═══ DATASET RECORDS

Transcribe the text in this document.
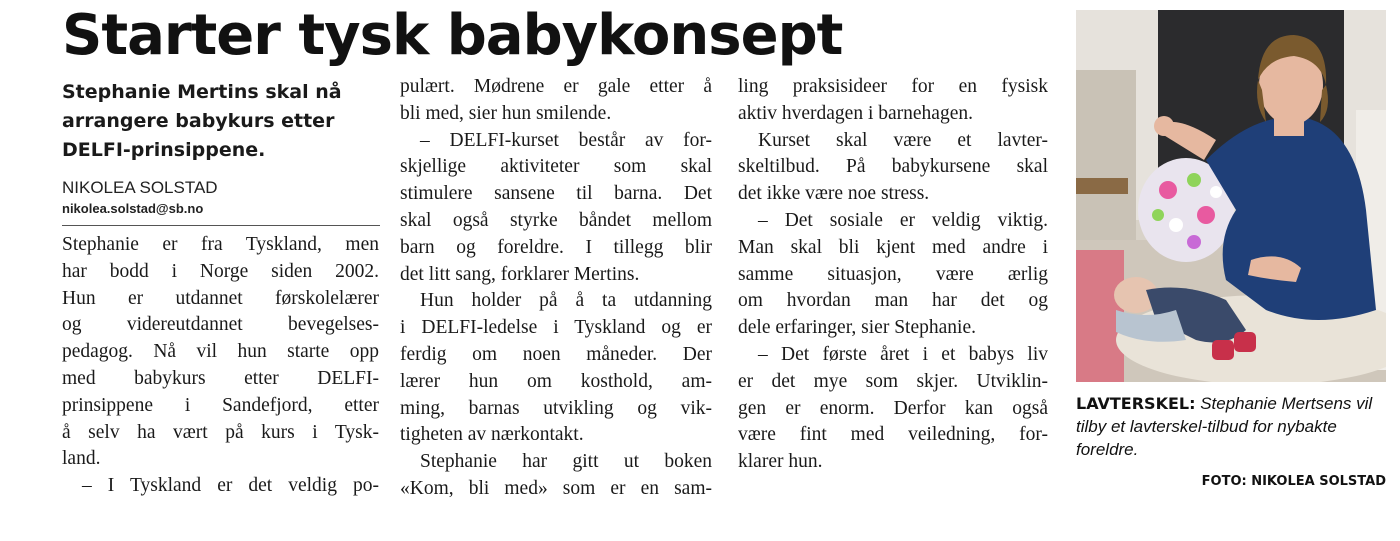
Starter tysk babykonsept

Stephanie Mertins skal nå arrangere babykurs etter DELFI-prinsippene.

NIKOLEA SOLSTAD
nikolea.solstad@sb.no

Stephanie er fra Tyskland, men

har bodd i Norge siden 2002.

Hun er utdannet førskolelærer

og videreutdannet bevegelses-

pedagog. Nå vil hun starte opp

med babykurs etter DELFI-

prinsippene i Sandefjord, etter

å selv ha vært på kurs i Tysk-

land.

– I Tyskland er det veldig po-

pulært. Mødrene er gale etter å

bli med, sier hun smilende.

– DELFI-kurset består av for-

skjellige aktiviteter som skal

stimulere sansene til barna. Det

skal også styrke båndet mellom

barn og foreldre. I tillegg blir

det litt sang, forklarer Mertins.

Hun holder på å ta utdanning

i DELFI-ledelse i Tyskland og er

ferdig om noen måneder. Der

lærer hun om kosthold, am-

ming, barnas utvikling og vik-

tigheten av nærkontakt.

Stephanie har gitt ut boken

«Kom, bli med» som er en sam-

ling praksisideer for en fysisk

aktiv hverdagen i barnehagen.

Kurset skal være et lavter-

skeltilbud. På babykursene skal

det ikke være noe stress.

– Det sosiale er veldig viktig.

Man skal bli kjent med andre i

samme situasjon, være ærlig

om hvordan man har det og

dele erfaringer, sier Stephanie.

– Det første året i et babys liv

er det mye som skjer. Utviklin-

gen er enorm. Derfor kan også

være fint med veiledning, for-

klarer hun.

LAVTERSKEL: Stephanie Mertsens vil tilby et lavterskel-tilbud for nybakte foreldre.
FOTO: NIKOLEA SOLSTAD
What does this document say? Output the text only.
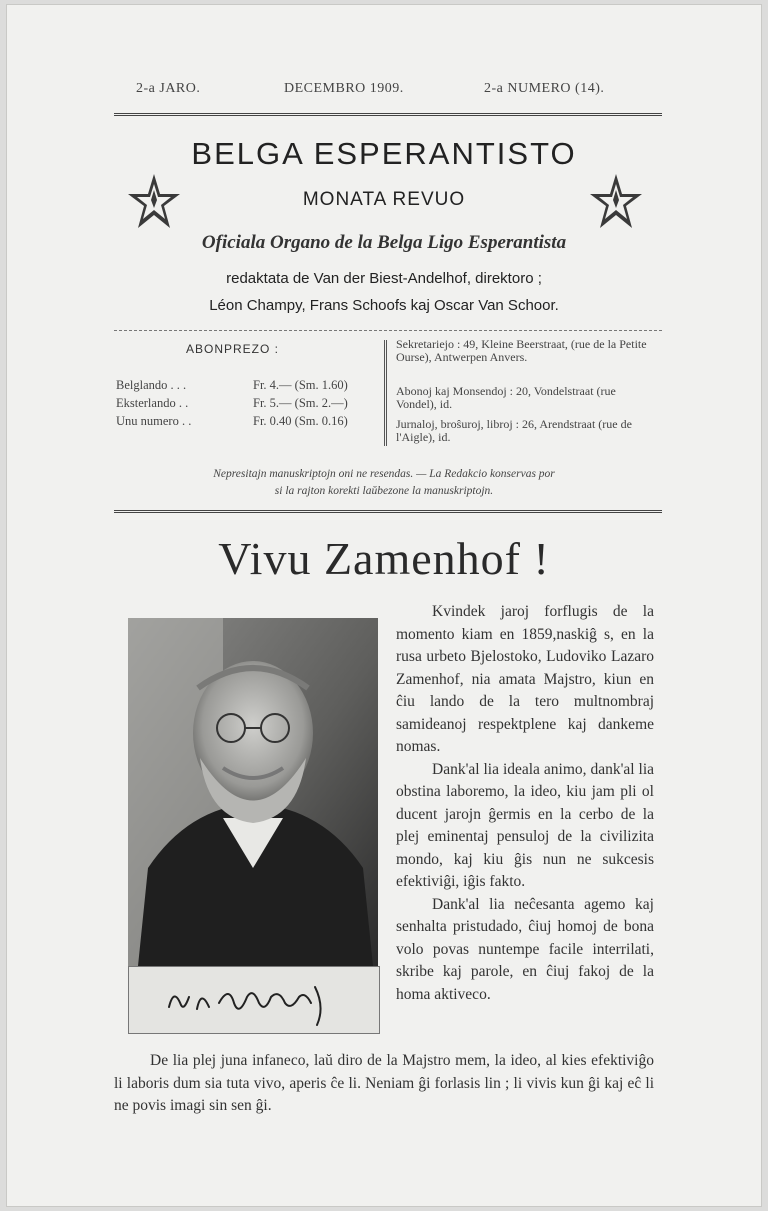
2-a JARO.	DECEMBRO 1909.	2-a NUMERO (14).
BELGA ESPERANTISTO
MONATA REVUO
Oficiala Organo de la Belga Ligo Esperantista
redaktata de Van der Biest-Andelhof, direktoro ;
Léon Champy, Frans Schoofs kaj Oscar Van Schoor.
ABONPREZO :
Belglando . . .	Fr. 4.— (Sm. 1.60)
Eksterlando . .	Fr. 5.— (Sm. 2.—)
Unu numero . .	Fr. 0.40 (Sm. 0.16)
Sekretariejo : 49, Kleine Beerstraat, (rue de la Petite Ourse), Antwerpen Anvers.
Abonoj kaj Monsendoj : 20, Vondelstraat (rue Vondel), id.
Jurnaloj, broŝuroj, libroj : 26, Arendstraat (rue de l'Aigle), id.
Nepresitajn manuskriptojn oni ne resendas. — La Redakcio konservas por
si la rajton korekti laŭbezone la manuskriptojn.
Vivu Zamenhof !

Kvindek jaroj forflugis de la momento kiam en 1859,naskiĝ s, en la rusa urbeto Bjelostoko, Ludoviko Lazaro Zamenhof, nia amata Majstro, kiun en ĉiu lando de la tero multnombraj samideanoj respektplene kaj dankeme nomas.

Dank'al lia ideala animo, dank'al lia obstina laboremo, la ideo, kiu jam pli ol ducent jarojn ĝermis en la cerbo de la plej eminentaj pensuloj de la civilizita mondo, kaj kiu ĝis nun ne sukcesis efektiviĝi, iĝis fakto.

Dank'al lia neĉesanta agemo kaj senhalta pristudado, ĉiuj homoj de bona volo povas nuntempe facile interrilati, skribe kaj parole, en ĉiuj fakoj de la homa aktiveco.

De lia plej juna infaneco, laŭ diro de la Majstro mem, la ideo, al kies efektiviĝo li laboris dum sia tuta vivo, aperis ĉe li. Neniam ĝi forlasis lin ; li vivis kun ĝi kaj eĉ li ne povis imagi sin sen ĝi.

══════

PROBLEM TO WORK ON
Extract, from the material above, each line holding the word "være".

PROBLEM SOLUTION
Kurset skal være et lavter-
det ikke være noe stress.
samme situasjon, være ærlig
være fint med veiledning, for-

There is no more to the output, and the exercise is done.